*WRITTEN INSTRUCTION*
List each line of the data in which the string "tjStuff" appears.

*DATA IN THIS EXERCISE*
+===+
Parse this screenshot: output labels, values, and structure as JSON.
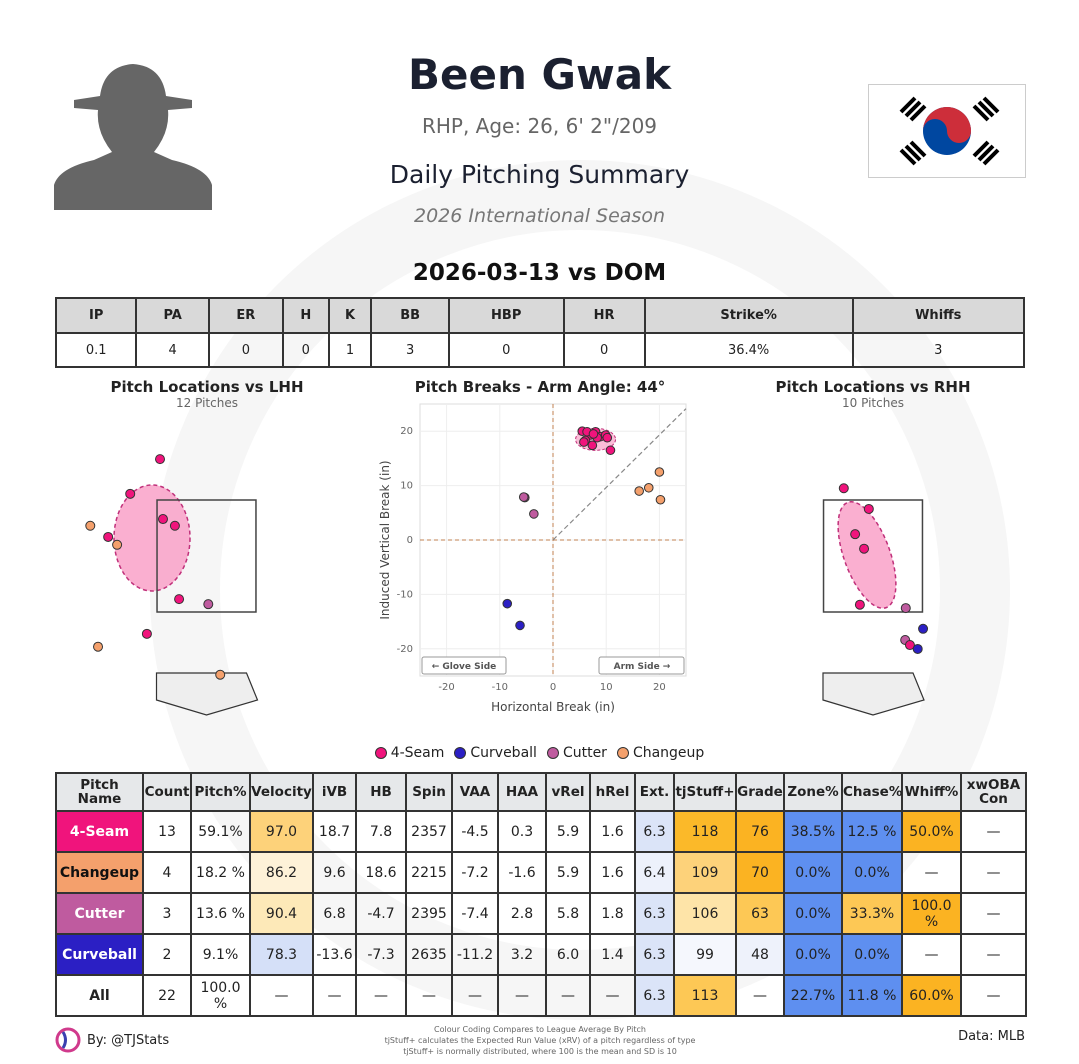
{
  "header": {
    "name": "Been Gwak",
    "bio": "RHP, Age: 26, 6' 2\"/209",
    "report": "Daily Pitching Summary",
    "season": "2026 International Season",
    "game": "2026-03-13 vs DOM",
    "flag": "south-korea-flag"
  },
  "stats": {
    "headers": [
      "IP",
      "PA",
      "ER",
      "H",
      "K",
      "BB",
      "HBP",
      "HR",
      "Strike%",
      "Whiffs"
    ],
    "values": [
      "0.1",
      "4",
      "0",
      "0",
      "1",
      "3",
      "0",
      "0",
      "36.4%",
      "3"
    ]
  },
  "pitch_colors": {
    "4-Seam": "#f0147c",
    "Changeup": "#f4a06c",
    "Cutter": "#bf5b9f",
    "Curveball": "#2b1fc4"
  },
  "loc_lhh": {
    "title": "Pitch Locations vs LHH",
    "subtitle": "12 Pitches",
    "points": [
      {
        "t": "4-Seam",
        "x": -0.78,
        "z": 4.23
      },
      {
        "t": "4-Seam",
        "x": -1.28,
        "z": 3.61
      },
      {
        "t": "4-Seam",
        "x": -0.73,
        "z": 3.16
      },
      {
        "t": "4-Seam",
        "x": -0.53,
        "z": 3.04
      },
      {
        "t": "4-Seam",
        "x": -1.65,
        "z": 2.84
      },
      {
        "t": "Changeup",
        "x": -1.95,
        "z": 3.04
      },
      {
        "t": "Changeup",
        "x": -1.5,
        "z": 2.7
      },
      {
        "t": "4-Seam",
        "x": -0.46,
        "z": 1.73
      },
      {
        "t": "Cutter",
        "x": 0.03,
        "z": 1.64
      },
      {
        "t": "4-Seam",
        "x": -1.0,
        "z": 1.11
      },
      {
        "t": "Changeup",
        "x": -1.82,
        "z": 0.88
      },
      {
        "t": "Changeup",
        "x": 0.23,
        "z": 0.38
      }
    ]
  },
  "loc_rhh": {
    "title": "Pitch Locations vs RHH",
    "subtitle": "10 Pitches",
    "points": [
      {
        "t": "4-Seam",
        "x": -0.49,
        "z": 3.71
      },
      {
        "t": "4-Seam",
        "x": -0.07,
        "z": 3.34
      },
      {
        "t": "4-Seam",
        "x": -0.3,
        "z": 2.89
      },
      {
        "t": "4-Seam",
        "x": -0.15,
        "z": 2.63
      },
      {
        "t": "4-Seam",
        "x": -0.22,
        "z": 1.63
      },
      {
        "t": "Cutter",
        "x": 0.55,
        "z": 1.57
      },
      {
        "t": "Curveball",
        "x": 0.84,
        "z": 1.2
      },
      {
        "t": "Cutter",
        "x": 0.54,
        "z": 1.0
      },
      {
        "t": "4-Seam",
        "x": 0.62,
        "z": 0.91
      },
      {
        "t": "Curveball",
        "x": 0.75,
        "z": 0.84
      }
    ]
  },
  "chart_data": {
    "type": "scatter",
    "title": "Pitch Breaks - Arm Angle: 44°",
    "xlabel": "Horizontal Break (in)",
    "ylabel": "Induced Vertical Break (in)",
    "xlim": [
      -25,
      25
    ],
    "ylim": [
      -25,
      25
    ],
    "xticks": [
      -20,
      -10,
      0,
      10,
      20
    ],
    "yticks": [
      -20,
      -10,
      0,
      10,
      20
    ],
    "grid": true,
    "arm_angle_deg": 44,
    "glove_label": "← Glove Side",
    "arm_label": "Arm Side →",
    "points": [
      {
        "t": "4-Seam",
        "x": 5.5,
        "y": 20.0
      },
      {
        "t": "4-Seam",
        "x": 7.0,
        "y": 19.3
      },
      {
        "t": "4-Seam",
        "x": 8.0,
        "y": 19.9
      },
      {
        "t": "4-Seam",
        "x": 8.9,
        "y": 19.0
      },
      {
        "t": "4-Seam",
        "x": 9.9,
        "y": 19.3
      },
      {
        "t": "4-Seam",
        "x": 6.1,
        "y": 18.3
      },
      {
        "t": "4-Seam",
        "x": 7.4,
        "y": 17.4
      },
      {
        "t": "4-Seam",
        "x": 8.3,
        "y": 18.8
      },
      {
        "t": "4-Seam",
        "x": 10.8,
        "y": 16.5
      },
      {
        "t": "4-Seam",
        "x": 5.8,
        "y": 18.0
      },
      {
        "t": "4-Seam",
        "x": 10.2,
        "y": 18.8
      },
      {
        "t": "4-Seam",
        "x": 6.4,
        "y": 19.9
      },
      {
        "t": "4-Seam",
        "x": 7.6,
        "y": 19.5
      },
      {
        "t": "Changeup",
        "x": 20.0,
        "y": 12.5
      },
      {
        "t": "Changeup",
        "x": 18.0,
        "y": 9.6
      },
      {
        "t": "Changeup",
        "x": 16.2,
        "y": 9.0
      },
      {
        "t": "Changeup",
        "x": 20.2,
        "y": 7.4
      },
      {
        "t": "Cutter",
        "x": -5.3,
        "y": 7.8
      },
      {
        "t": "Cutter",
        "x": -5.5,
        "y": 7.9
      },
      {
        "t": "Cutter",
        "x": -3.6,
        "y": 4.8
      },
      {
        "t": "Curveball",
        "x": -8.6,
        "y": -11.7
      },
      {
        "t": "Curveball",
        "x": -6.2,
        "y": -15.7
      }
    ]
  },
  "legend": [
    "4-Seam",
    "Curveball",
    "Cutter",
    "Changeup"
  ],
  "pitch_table": {
    "headers": [
      "Pitch Name",
      "Count",
      "Pitch%",
      "Velocity",
      "iVB",
      "HB",
      "Spin",
      "VAA",
      "HAA",
      "vRel",
      "hRel",
      "Ext.",
      "tjStuff+",
      "Grade",
      "Zone%",
      "Chase%",
      "Whiff%",
      "xwOBA Con"
    ],
    "rows": [
      {
        "values": [
          "4-Seam",
          "13",
          "59.1%",
          "97.0",
          "18.7",
          "7.8",
          "2357",
          "-4.5",
          "0.3",
          "5.9",
          "1.6",
          "6.3",
          "118",
          "76",
          "38.5%",
          "12.5 %",
          "50.0%",
          "—"
        ],
        "colors": {
          "3": "#fdd27a",
          "11": "#dbe4f8",
          "12": "#fbb929",
          "13": "#fbb322",
          "14": "#5e8ff0",
          "15": "#5e8ff0",
          "16": "#fbb322"
        }
      },
      {
        "values": [
          "Changeup",
          "4",
          "18.2 %",
          "86.2",
          "9.6",
          "18.6",
          "2215",
          "-7.2",
          "-1.6",
          "5.9",
          "1.6",
          "6.4",
          "109",
          "70",
          "0.0%",
          "0.0%",
          "—",
          "—"
        ],
        "colors": {
          "3": "#fef2d8",
          "11": "#edf1fb",
          "12": "#fdd27a",
          "13": "#fbb322",
          "14": "#5e8ff0",
          "15": "#5e8ff0"
        }
      },
      {
        "values": [
          "Cutter",
          "3",
          "13.6 %",
          "90.4",
          "6.8",
          "-4.7",
          "2395",
          "-7.4",
          "2.8",
          "5.8",
          "1.8",
          "6.3",
          "106",
          "63",
          "0.0%",
          "33.3%",
          "100.0 %",
          "—"
        ],
        "colors": {
          "3": "#fde9b8",
          "11": "#dbe4f8",
          "12": "#fee4a8",
          "13": "#fdc855",
          "14": "#5e8ff0",
          "15": "#fdc855",
          "16": "#fbb322"
        }
      },
      {
        "values": [
          "Curveball",
          "2",
          "9.1%",
          "78.3",
          "-13.6",
          "-7.3",
          "2635",
          "-11.2",
          "3.2",
          "6.0",
          "1.4",
          "6.3",
          "99",
          "48",
          "0.0%",
          "0.0%",
          "—",
          "—"
        ],
        "colors": {
          "3": "#d5e0f8",
          "11": "#dbe4f8",
          "12": "#f5f7fd",
          "13": "#eef2fb",
          "14": "#5e8ff0",
          "15": "#5e8ff0"
        }
      },
      {
        "values": [
          "All",
          "22",
          "100.0 %",
          "—",
          "—",
          "—",
          "—",
          "—",
          "—",
          "—",
          "—",
          "6.3",
          "113",
          "—",
          "22.7%",
          "11.8 %",
          "60.0%",
          "—"
        ],
        "colors": {
          "11": "#dbe4f8",
          "12": "#fdc855",
          "14": "#5e8ff0",
          "15": "#5e8ff0",
          "16": "#fbb322"
        }
      }
    ]
  },
  "footer": {
    "by": "By: @TJStats",
    "data": "Data: MLB",
    "notes": [
      "Colour Coding Compares to League Average By Pitch",
      "tjStuff+ calculates the Expected Run Value (xRV) of a pitch regardless of type",
      "tjStuff+ is normally distributed, where 100 is the mean and SD is 10"
    ]
  }
}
+===+
*ANSWER IN FULL*
      "tjStuff+",
      "tjStuff+ calculates the Expected Run Value (xRV) of a pitch regardless of type",
      "tjStuff+ is normally distributed, where 100 is the mean and SD is 10"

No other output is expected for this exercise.